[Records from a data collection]

────────

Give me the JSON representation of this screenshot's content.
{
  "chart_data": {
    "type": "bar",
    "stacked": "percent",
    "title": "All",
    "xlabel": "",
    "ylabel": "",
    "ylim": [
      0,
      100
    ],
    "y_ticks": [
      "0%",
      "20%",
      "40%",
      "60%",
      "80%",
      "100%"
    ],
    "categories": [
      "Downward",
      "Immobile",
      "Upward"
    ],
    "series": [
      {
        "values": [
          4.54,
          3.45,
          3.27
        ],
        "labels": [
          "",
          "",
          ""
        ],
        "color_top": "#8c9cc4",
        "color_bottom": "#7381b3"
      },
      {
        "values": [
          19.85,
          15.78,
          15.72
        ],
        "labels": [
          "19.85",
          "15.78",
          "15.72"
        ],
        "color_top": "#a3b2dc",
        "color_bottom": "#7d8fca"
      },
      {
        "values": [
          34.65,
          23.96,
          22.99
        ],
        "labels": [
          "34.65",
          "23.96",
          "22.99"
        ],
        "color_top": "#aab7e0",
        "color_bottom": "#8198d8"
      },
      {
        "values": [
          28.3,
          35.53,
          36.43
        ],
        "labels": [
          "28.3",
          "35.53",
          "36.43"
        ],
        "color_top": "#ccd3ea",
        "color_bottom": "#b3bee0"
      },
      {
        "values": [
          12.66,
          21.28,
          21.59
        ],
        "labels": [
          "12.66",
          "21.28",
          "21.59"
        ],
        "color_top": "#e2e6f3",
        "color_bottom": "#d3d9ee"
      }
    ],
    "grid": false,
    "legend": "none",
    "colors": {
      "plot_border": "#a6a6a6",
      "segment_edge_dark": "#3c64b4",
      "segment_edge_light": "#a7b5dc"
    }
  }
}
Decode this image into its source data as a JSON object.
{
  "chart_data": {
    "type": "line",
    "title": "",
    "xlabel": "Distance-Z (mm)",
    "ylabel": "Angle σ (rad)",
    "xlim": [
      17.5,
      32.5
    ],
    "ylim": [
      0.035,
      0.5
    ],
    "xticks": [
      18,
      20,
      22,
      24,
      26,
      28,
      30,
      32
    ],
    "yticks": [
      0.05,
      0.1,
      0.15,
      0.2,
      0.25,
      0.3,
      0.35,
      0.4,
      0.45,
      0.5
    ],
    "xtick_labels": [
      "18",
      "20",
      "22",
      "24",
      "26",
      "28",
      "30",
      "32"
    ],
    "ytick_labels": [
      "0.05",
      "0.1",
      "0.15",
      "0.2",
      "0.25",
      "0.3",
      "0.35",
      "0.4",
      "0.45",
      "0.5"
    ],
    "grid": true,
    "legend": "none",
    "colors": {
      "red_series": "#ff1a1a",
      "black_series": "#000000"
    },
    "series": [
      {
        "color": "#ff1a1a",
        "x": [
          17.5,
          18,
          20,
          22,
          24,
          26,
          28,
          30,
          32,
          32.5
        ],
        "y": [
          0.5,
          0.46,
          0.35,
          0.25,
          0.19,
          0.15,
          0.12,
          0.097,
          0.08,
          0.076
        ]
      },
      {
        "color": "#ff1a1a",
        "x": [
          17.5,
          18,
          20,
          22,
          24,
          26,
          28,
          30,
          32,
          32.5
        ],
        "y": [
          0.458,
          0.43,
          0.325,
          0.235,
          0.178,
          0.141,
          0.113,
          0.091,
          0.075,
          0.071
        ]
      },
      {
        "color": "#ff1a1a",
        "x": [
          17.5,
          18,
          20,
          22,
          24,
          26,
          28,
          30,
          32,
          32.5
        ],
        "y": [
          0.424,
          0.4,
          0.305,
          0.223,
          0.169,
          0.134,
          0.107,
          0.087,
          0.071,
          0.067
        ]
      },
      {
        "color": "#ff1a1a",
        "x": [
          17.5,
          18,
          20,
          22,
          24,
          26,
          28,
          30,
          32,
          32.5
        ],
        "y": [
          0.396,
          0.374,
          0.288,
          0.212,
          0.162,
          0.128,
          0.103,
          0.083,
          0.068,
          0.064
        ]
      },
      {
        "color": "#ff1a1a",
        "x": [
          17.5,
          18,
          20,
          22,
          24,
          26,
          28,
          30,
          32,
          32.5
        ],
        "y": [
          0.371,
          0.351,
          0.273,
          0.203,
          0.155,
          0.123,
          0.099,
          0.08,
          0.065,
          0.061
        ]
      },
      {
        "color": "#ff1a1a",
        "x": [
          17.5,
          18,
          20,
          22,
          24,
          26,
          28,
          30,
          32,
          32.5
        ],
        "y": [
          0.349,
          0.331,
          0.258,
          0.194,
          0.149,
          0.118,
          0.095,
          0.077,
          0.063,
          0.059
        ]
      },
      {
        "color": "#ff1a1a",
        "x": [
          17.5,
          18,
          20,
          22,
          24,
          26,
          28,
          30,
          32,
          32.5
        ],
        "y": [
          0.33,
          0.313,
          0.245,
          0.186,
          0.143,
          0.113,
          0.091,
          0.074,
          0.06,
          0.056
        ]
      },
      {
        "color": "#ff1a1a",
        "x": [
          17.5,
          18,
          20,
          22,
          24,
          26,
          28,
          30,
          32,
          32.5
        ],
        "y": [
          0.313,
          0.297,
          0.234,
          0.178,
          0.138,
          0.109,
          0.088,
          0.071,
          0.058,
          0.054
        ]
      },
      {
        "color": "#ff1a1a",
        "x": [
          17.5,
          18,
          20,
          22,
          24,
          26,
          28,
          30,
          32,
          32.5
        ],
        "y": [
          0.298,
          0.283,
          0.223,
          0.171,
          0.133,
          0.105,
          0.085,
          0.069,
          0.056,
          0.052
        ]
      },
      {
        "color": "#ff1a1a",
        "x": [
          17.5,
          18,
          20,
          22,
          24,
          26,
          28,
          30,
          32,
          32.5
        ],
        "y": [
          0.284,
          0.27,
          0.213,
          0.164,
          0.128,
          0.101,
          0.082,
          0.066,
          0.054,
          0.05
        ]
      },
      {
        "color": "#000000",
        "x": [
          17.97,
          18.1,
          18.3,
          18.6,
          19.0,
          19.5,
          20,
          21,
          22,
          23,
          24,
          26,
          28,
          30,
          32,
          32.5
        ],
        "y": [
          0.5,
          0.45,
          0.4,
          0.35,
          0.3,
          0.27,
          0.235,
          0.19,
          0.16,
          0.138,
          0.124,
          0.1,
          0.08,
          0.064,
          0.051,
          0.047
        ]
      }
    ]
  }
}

────────

> _WHAT YOU ARE ASKED TO DO_: Tally the lines above that contain the word "this", and reply with only the number.

> _COMPLETE ANSWER_: 2